> Required task:
Check every line of the entries below for the word "Jumlah", and copy the ones that have it.

> Data lines:
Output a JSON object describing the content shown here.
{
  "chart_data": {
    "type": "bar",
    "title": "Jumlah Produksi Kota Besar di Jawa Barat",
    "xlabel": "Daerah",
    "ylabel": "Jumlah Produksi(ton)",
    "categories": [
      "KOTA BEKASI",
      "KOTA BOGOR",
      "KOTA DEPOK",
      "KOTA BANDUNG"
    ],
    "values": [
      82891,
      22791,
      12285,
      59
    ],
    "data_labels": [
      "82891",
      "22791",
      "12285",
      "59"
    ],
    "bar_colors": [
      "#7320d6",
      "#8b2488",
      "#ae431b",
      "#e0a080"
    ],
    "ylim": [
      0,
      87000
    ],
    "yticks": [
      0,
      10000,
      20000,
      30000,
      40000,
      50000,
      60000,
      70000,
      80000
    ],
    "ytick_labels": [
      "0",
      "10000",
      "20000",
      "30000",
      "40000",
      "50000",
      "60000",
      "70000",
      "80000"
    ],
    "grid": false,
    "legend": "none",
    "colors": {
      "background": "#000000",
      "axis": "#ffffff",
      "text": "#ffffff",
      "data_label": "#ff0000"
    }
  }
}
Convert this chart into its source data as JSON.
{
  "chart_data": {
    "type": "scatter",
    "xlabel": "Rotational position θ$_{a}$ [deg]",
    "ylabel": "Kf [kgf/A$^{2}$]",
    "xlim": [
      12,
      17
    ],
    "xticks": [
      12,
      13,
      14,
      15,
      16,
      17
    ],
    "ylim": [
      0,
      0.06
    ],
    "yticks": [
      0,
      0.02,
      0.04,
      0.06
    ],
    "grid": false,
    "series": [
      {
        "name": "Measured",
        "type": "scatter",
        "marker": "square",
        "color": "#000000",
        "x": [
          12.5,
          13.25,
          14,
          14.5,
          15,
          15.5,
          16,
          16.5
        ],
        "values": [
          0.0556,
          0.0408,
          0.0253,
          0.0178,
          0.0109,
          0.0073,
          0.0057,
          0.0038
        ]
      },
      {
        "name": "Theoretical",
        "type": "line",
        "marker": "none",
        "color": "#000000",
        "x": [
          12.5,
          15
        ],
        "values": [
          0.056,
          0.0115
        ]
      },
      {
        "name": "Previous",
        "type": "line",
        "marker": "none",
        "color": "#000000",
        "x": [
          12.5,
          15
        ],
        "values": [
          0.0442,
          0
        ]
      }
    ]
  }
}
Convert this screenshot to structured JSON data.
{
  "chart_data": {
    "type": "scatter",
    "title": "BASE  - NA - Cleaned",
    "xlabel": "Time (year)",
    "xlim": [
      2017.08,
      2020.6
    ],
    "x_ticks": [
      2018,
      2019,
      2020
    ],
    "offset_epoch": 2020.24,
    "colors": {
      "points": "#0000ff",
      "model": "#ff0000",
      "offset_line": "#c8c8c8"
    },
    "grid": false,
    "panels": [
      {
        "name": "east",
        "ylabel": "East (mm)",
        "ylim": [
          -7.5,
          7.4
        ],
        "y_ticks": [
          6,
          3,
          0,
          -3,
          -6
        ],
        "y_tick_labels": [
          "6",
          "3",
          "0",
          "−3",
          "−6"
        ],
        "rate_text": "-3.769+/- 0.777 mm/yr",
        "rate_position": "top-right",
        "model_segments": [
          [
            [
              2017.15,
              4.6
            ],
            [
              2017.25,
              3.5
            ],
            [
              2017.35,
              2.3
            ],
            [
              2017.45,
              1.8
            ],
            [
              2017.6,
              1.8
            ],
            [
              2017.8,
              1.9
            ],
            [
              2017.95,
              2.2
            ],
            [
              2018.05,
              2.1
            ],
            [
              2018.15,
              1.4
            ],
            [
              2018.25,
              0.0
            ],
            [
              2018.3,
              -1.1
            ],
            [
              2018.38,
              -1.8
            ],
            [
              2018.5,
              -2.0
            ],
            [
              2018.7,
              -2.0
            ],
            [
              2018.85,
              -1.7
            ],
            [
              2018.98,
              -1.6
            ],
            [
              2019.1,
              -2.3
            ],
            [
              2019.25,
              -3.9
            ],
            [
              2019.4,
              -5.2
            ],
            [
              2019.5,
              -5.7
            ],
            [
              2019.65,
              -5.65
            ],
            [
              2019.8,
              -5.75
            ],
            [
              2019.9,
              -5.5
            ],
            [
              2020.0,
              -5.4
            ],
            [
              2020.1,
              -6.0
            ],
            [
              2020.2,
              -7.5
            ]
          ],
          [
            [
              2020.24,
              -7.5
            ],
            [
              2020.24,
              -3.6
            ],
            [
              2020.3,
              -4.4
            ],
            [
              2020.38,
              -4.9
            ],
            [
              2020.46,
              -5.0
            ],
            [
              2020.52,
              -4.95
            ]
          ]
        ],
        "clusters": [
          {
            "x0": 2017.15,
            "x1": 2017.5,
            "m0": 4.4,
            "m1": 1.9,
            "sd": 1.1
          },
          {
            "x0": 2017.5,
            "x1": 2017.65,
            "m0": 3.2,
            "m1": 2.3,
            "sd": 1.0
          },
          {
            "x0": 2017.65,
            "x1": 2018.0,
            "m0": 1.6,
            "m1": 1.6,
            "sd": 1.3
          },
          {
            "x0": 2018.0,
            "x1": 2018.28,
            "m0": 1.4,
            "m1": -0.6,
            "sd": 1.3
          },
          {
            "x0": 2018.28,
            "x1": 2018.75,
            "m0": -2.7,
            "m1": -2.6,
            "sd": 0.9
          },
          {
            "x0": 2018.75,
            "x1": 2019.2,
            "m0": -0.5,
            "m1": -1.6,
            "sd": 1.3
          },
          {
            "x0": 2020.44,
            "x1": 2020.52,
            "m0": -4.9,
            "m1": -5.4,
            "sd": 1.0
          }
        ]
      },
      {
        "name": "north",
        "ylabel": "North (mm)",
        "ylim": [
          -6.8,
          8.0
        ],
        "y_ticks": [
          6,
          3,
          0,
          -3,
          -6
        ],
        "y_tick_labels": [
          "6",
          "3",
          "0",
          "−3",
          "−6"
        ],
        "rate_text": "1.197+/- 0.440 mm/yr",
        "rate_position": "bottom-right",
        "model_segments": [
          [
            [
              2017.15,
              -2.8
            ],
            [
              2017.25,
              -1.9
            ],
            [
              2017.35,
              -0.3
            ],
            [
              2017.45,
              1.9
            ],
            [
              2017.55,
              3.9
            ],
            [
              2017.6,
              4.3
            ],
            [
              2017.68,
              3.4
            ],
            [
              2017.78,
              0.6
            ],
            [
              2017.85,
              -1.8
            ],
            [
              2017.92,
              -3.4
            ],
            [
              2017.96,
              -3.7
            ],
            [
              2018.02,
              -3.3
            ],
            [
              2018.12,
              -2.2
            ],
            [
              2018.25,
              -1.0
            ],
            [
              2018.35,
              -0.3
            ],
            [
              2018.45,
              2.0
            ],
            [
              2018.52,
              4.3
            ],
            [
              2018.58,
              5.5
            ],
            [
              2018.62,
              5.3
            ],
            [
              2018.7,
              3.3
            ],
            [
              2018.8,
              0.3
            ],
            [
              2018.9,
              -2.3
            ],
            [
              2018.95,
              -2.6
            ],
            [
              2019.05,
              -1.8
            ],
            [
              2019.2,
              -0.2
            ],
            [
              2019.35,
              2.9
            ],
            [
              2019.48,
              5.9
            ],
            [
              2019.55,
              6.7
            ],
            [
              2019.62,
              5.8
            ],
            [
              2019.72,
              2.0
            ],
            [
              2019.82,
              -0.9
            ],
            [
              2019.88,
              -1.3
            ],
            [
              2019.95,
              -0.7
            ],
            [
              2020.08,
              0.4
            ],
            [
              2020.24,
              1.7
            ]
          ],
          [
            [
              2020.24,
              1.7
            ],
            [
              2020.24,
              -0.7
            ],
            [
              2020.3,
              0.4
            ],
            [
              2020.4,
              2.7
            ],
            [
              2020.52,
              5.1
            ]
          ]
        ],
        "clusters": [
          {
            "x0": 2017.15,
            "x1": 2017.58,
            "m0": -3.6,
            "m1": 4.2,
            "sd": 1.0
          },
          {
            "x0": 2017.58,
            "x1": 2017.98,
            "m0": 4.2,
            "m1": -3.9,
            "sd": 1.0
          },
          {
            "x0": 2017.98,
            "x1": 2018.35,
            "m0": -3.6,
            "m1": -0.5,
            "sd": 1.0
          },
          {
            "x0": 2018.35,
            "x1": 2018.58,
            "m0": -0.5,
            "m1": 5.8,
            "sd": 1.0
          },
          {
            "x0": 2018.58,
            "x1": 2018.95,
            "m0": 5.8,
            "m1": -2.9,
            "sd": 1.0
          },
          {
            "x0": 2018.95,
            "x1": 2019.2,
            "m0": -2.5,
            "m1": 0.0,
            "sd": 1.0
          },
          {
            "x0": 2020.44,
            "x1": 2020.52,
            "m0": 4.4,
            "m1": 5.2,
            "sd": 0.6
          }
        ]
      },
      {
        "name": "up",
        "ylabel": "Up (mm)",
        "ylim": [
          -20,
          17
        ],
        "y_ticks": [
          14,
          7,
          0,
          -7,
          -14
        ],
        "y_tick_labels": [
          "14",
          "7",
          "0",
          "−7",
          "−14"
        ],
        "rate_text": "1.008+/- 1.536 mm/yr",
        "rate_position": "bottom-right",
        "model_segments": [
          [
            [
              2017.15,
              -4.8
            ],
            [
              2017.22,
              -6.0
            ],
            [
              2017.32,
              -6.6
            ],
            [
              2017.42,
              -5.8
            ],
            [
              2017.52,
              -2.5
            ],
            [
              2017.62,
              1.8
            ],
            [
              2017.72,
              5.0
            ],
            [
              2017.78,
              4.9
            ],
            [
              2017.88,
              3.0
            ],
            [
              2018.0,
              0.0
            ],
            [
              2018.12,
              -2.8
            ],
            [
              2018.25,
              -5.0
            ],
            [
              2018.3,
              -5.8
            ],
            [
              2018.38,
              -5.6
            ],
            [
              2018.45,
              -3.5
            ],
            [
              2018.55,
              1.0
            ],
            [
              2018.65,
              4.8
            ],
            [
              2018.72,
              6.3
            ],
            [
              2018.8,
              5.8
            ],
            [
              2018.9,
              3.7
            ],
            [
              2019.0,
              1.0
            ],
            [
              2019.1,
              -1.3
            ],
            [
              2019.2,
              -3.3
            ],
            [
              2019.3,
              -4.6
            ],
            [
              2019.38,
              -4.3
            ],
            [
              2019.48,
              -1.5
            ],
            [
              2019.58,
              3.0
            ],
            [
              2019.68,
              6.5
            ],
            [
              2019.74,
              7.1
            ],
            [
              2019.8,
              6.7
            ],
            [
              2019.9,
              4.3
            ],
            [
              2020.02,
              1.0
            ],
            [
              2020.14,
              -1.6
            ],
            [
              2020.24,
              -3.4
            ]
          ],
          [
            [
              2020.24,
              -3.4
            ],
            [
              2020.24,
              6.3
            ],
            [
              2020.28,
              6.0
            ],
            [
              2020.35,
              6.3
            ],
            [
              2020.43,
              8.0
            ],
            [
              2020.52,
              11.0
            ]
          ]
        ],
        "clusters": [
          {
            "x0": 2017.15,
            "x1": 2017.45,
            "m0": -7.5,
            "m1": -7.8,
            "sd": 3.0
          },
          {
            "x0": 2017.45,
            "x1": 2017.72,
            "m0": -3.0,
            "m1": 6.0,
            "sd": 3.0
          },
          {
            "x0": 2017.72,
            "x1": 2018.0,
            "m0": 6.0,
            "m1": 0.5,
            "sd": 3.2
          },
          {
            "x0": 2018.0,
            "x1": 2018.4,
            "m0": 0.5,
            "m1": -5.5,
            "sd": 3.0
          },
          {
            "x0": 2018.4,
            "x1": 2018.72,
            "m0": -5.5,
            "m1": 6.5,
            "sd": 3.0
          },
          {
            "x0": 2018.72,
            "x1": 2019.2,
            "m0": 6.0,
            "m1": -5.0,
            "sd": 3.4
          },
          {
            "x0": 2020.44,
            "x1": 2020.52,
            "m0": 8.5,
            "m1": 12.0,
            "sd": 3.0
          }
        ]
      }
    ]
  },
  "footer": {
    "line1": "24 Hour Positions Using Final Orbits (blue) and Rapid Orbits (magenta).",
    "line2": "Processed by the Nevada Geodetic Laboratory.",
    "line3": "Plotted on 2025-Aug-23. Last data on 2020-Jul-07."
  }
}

> Answer to the task:
    "title": "Jumlah Produksi Kota Besar di Jawa Barat",
    "ylabel": "Jumlah Produksi(ton)",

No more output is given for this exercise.